(Exercise requirements):
(A) Answer these three questions about the post on business intelligence trends:
(i) In which magazine did the article listing the five trends appear?
(ii) According to the author, who notices changing business conditions first?
(iii) Which earlier trend does the author say trend #4 contradicts?
(B) Please pick up the post on business intelligence trends after its final sentence and keep writing it.

======== Extract provided ========

November 14, 2007 by Ron Shevlin

A recent CIO magazine article listed five trends in BI (business intelligence). The article reports that Gartner found BI to be the “number one technology issue for 2007″ (which I find incredibly hard to believe). Here’s my take on the trends:

BI Trend #1: There’s so much data, but too little insight.

My take: This isn’t a “trend.” It’s an observation. And an old one at that. This was the case when I started working.

According to a Gartner analyst “organizations are recognizing they don’t have the information they need to manage the business.” Hogwash. They have plenty of information, or more precisely, data. And while it’s true that disparate apps and organizational silos are barriers to accessing the data, the bigger issue is that few firms have figured out which pieces of data is truly the most important to making strategic decisions. As a result, online behavior data sits in one data store, while call center interaction data sits in another data warehouse.

BI Trend #2: Market consolidation means fewer choices for BI users.

My take: Again, not exactly a trend. Even worse, it just states the obvious. Musta took a genius to figure this one out.

BI Trend #3: BI expands from the board room to the front lines.

My take: It’s the other way around. To help explain why, it’s interesting to note the example the article provides to support this trend:

“integrating BI into operational processes could allow companies to react faster to changing business conditions, for example, alerting call center worker to offer a particular promotion or to potential credit card fraud.”

The example embodies an erroneous assumption: That it’s the boardroom that has its finger on the pulse of changing business conditions.

It’s the other way around. It’s the people on the front lines who sniff out the changing conditions — long before it works its way up to the boardroom. If anything, BI will expand from the front line to the board room.

BI Trend #4: The convergence of structured and unstructured data will create better business intelligence.

My take: Huh? This claim basically contradicts trend #1. Structured and unstructured data have been converging for years. If this hasn’t produced more insights to date (the contention of trend #1), then why will it happen next year or the year after?

======== Dataset content ========

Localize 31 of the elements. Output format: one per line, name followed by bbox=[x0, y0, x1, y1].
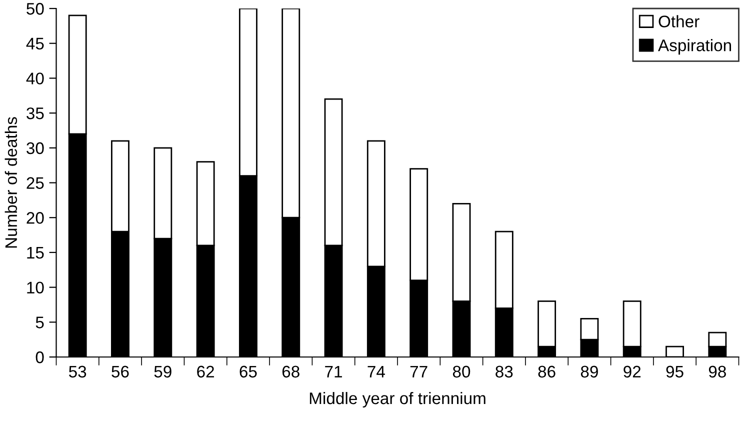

========

(Results for each task):
(A)
(i) CIO magazine
(ii) The people on the front lines
(iii) Trend #1

(B)
The reality is that combining structured data with unstructured data does not, in and of itself, “create” better business intelligence. Better business intelligence is created when managers use structured and unstructured data in ways that they haven’t been used before. And this isn’t going to happen for a few years, and here’s why: Because us old guys are too stuck in our decision-making ways. Translation: We don’t know how to incorporate unstructured data into strategic decisions.

BI Trend #5: Applications will provide new views of BI data.

My take: Bingo. According to the article, “the next generation of BI apps is moving beyond the pie charts and bar charts into more visual depictions of data and trends.” According to the analysts quoted in the article, “alternative ways of displaying complex data — to increase interaction and usefulness — is an area that will continue growing in the coming years.”

This is the exciting trend in the BI space — tools that help managers assimilate and digest data in new ways. Tools that go beyond those silly little gas gauge icons in dashboards that BI vendors think help execs monitor trends.

And therein lies my frustration with the article — four BS BI trends, all leading up to the one trend worth expounding on. And the article devotes just three measly sentences to it.

Technorati Tags: Marketing, Business Intelligence, CIO Magazine

Posted in analytics | Tagged BI, Business Intelligence | 8 Comments

8 Responses

  1. on November 15, 2007 at 9:32 am Dan Dickinson

    Ron,

    You’ve nailed it once again. As a guy who’s spent so much time on both sides of a database I get frustrated reading articles describing BI as some sort of product you can run out and buy. You can’t buy BI any more than you can buy flexibility or leadership. These are things that have to be refined out of raw materials — the *right* raw materials — over years and years. Your take on #3 is dead on: hoping that a BI tool can suddenly conjure business acumen out of your front line is ridiculous. BI tools should be used to make sense of the information that your people on the ground already have, but aren’t great at sharing and can’t aggregate at a corporate level.


  2. on November 15, 2007 at 10:10 am Morriss Partee

    Ron, I love it when you get out your scalpel and start hacking away at the fat. LOVE it. And you are dead-on about ‘intelligence’ coming from the front line. That is why the number one way for getting the ground truth and making effective, meaningful decisions is Tom Peters’ technique of MBWA…. Managing By Walking Around.


  3. on November 15, 2007 at 4:08 pm rshevlin

    Dan– You just gave me an idea for my next blockbuster product: LIABility (leadership-in-a-box-ibility). I’m gonna make millions.


  4. on November 15, 2007 at 7:25 pm Jim Novo

    Cranky!

    I’d challenge #5 as well. “Alternative ways of displaying complex data” are not very useful if:

    1. You don’t know which data is important
    2. You don’t know how to take action on the analysis

    I’ve been teaching people data-based Marketing concepts for years, and when you sit them down and explain it to them, they generally get it. But they have to want to learn it. And as far as most Marketing folks go, I don’t think they want to learn it.

    Not sexy enough?


  5. on November 15, 2007 at 8:17 pm rshevlin

    Jim — I was TRYING to be nice. Cut me some slack.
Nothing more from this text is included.